## start RECORDS SHOWN

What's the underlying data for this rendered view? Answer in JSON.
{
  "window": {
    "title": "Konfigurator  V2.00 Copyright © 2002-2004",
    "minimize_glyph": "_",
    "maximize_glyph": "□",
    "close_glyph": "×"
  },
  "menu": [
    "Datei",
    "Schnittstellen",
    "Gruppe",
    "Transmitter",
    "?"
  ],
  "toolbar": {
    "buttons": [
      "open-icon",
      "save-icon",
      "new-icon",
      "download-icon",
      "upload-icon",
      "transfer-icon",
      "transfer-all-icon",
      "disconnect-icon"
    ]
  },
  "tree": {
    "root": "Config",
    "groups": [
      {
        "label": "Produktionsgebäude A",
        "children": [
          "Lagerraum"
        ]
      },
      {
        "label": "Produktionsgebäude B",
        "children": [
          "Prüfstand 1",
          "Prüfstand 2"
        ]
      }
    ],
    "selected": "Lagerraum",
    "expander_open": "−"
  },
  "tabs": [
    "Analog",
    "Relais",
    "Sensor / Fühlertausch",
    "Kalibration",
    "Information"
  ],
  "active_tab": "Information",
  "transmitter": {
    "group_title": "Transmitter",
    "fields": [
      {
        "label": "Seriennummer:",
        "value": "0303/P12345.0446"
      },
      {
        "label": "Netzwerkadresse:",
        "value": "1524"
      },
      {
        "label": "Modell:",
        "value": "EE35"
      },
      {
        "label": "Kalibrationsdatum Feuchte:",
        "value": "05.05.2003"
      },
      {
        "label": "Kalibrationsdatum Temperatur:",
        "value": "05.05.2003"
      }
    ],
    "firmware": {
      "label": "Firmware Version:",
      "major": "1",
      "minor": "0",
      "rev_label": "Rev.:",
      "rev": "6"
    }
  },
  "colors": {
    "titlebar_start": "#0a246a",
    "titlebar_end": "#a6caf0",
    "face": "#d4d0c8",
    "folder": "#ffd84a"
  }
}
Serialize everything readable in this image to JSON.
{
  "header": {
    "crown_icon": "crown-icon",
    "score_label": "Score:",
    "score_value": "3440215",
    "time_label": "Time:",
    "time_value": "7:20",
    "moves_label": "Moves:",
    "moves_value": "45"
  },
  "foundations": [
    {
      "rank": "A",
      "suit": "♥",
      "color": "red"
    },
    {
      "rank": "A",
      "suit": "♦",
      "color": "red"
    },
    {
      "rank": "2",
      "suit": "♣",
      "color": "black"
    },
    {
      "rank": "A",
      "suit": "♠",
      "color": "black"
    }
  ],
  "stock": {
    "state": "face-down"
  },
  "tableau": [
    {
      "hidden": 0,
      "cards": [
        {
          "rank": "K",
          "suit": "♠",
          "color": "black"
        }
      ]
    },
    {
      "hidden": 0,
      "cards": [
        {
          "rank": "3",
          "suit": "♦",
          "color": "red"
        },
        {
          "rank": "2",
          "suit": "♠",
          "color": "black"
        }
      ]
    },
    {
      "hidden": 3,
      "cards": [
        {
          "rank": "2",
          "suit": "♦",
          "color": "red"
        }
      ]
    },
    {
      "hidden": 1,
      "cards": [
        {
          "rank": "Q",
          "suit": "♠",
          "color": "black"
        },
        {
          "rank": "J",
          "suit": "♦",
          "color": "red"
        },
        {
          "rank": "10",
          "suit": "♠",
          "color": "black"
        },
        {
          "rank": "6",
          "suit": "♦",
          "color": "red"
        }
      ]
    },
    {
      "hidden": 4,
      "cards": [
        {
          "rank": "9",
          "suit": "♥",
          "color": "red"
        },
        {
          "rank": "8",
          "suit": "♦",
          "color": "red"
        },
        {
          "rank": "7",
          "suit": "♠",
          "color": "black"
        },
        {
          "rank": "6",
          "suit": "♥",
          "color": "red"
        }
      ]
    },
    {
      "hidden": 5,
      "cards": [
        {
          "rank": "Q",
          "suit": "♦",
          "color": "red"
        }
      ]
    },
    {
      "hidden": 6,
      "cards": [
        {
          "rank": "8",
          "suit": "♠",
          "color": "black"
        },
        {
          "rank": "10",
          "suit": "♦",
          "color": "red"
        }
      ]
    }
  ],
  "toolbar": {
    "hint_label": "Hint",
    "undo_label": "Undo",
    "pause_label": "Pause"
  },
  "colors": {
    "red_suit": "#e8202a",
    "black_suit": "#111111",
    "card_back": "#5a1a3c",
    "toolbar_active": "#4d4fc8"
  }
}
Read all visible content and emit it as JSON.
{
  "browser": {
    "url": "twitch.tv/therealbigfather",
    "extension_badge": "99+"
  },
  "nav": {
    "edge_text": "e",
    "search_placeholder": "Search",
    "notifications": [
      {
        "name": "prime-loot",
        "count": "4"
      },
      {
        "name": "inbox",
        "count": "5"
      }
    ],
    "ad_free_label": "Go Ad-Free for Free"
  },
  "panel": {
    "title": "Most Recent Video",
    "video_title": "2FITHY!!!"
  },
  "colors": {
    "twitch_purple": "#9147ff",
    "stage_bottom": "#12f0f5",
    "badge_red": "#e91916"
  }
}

## end RECORDS SHOWN

WHAT THE TASK ASKS: Everything in the listing above should be restated exactly.

FINISHED TASK:
What's the underlying data for this rendered view? Answer in JSON.
{
  "window": {
    "title": "Konfigurator  V2.00 Copyright © 2002-2004",
    "minimize_glyph": "_",
    "maximize_glyph": "□",
    "close_glyph": "×"
  },
  "menu": [
    "Datei",
    "Schnittstellen",
    "Gruppe",
    "Transmitter",
    "?"
  ],
  "toolbar": {
    "buttons": [
      "open-icon",
      "save-icon",
      "new-icon",
      "download-icon",
      "upload-icon",
      "transfer-icon",
      "transfer-all-icon",
      "disconnect-icon"
    ]
  },
  "tree": {
    "root": "Config",
    "groups": [
      {
        "label": "Produktionsgebäude A",
        "children": [
          "Lagerraum"
        ]
      },
      {
        "label": "Produktionsgebäude B",
        "children": [
          "Prüfstand 1",
          "Prüfstand 2"
        ]
      }
    ],
    "selected": "Lagerraum",
    "expander_open": "−"
  },
  "tabs": [
    "Analog",
    "Relais",
    "Sensor / Fühlertausch",
    "Kalibration",
    "Information"
  ],
  "active_tab": "Information",
  "transmitter": {
    "group_title": "Transmitter",
    "fields": [
      {
        "label": "Seriennummer:",
        "value": "0303/P12345.0446"
      },
      {
        "label": "Netzwerkadresse:",
        "value": "1524"
      },
      {
        "label": "Modell:",
        "value": "EE35"
      },
      {
        "label": "Kalibrationsdatum Feuchte:",
        "value": "05.05.2003"
      },
      {
        "label": "Kalibrationsdatum Temperatur:",
        "value": "05.05.2003"
      }
    ],
    "firmware": {
      "label": "Firmware Version:",
      "major": "1",
      "minor": "0",
      "rev_label": "Rev.:",
      "rev": "6"
    }
  },
  "colors": {
    "titlebar_start": "#0a246a",
    "titlebar_end": "#a6caf0",
    "face": "#d4d0c8",
    "folder": "#ffd84a"
  }
}
Serialize everything readable in this image to JSON.
{
  "header": {
    "crown_icon": "crown-icon",
    "score_label": "Score:",
    "score_value": "3440215",
    "time_label": "Time:",
    "time_value": "7:20",
    "moves_label": "Moves:",
    "moves_value": "45"
  },
  "foundations": [
    {
      "rank": "A",
      "suit": "♥",
      "color": "red"
    },
    {
      "rank": "A",
      "suit": "♦",
      "color": "red"
    },
    {
      "rank": "2",
      "suit": "♣",
      "color": "black"
    },
    {
      "rank": "A",
      "suit": "♠",
      "color": "black"
    }
  ],
  "stock": {
    "state": "face-down"
  },
  "tableau": [
    {
      "hidden": 0,
      "cards": [
        {
          "rank": "K",
          "suit": "♠",
          "color": "black"
        }
      ]
    },
    {
      "hidden": 0,
      "cards": [
        {
          "rank": "3",
          "suit": "♦",
          "color": "red"
        },
        {
          "rank": "2",
          "suit": "♠",
          "color": "black"
        }
      ]
    },
    {
      "hidden": 3,
      "cards": [
        {
          "rank": "2",
          "suit": "♦",
          "color": "red"
        }
      ]
    },
    {
      "hidden": 1,
      "cards": [
        {
          "rank": "Q",
          "suit": "♠",
          "color": "black"
        },
        {
          "rank": "J",
          "suit": "♦",
          "color": "red"
        },
        {
          "rank": "10",
          "suit": "♠",
          "color": "black"
        },
        {
          "rank": "6",
          "suit": "♦",
          "color": "red"
        }
      ]
    },
    {
      "hidden": 4,
      "cards": [
        {
          "rank": "9",
          "suit": "♥",
          "color": "red"
        },
        {
          "rank": "8",
          "suit": "♦",
          "color": "red"
        },
        {
          "rank": "7",
          "suit": "♠",
          "color": "black"
        },
        {
          "rank": "6",
          "suit": "♥",
          "color": "red"
        }
      ]
    },
    {
      "hidden": 5,
      "cards": [
        {
          "rank": "Q",
          "suit": "♦",
          "color": "red"
        }
      ]
    },
    {
      "hidden": 6,
      "cards": [
        {
          "rank": "8",
          "suit": "♠",
          "color": "black"
        },
        {
          "rank": "10",
          "suit": "♦",
          "color": "red"
        }
      ]
    }
  ],
  "toolbar": {
    "hint_label": "Hint",
    "undo_label": "Undo",
    "pause_label": "Pause"
  },
  "colors": {
    "red_suit": "#e8202a",
    "black_suit": "#111111",
    "card_back": "#5a1a3c",
    "toolbar_active": "#4d4fc8"
  }
}
Read all visible content and emit it as JSON.
{
  "browser": {
    "url": "twitch.tv/therealbigfather",
    "extension_badge": "99+"
  },
  "nav": {
    "edge_text": "e",
    "search_placeholder": "Search",
    "notifications": [
      {
        "name": "prime-loot",
        "count": "4"
      },
      {
        "name": "inbox",
        "count": "5"
      }
    ],
    "ad_free_label": "Go Ad-Free for Free"
  },
  "panel": {
    "title": "Most Recent Video",
    "video_title": "2FITHY!!!"
  },
  "colors": {
    "twitch_purple": "#9147ff",
    "stage_bottom": "#12f0f5",
    "badge_red": "#e91916"
  }
}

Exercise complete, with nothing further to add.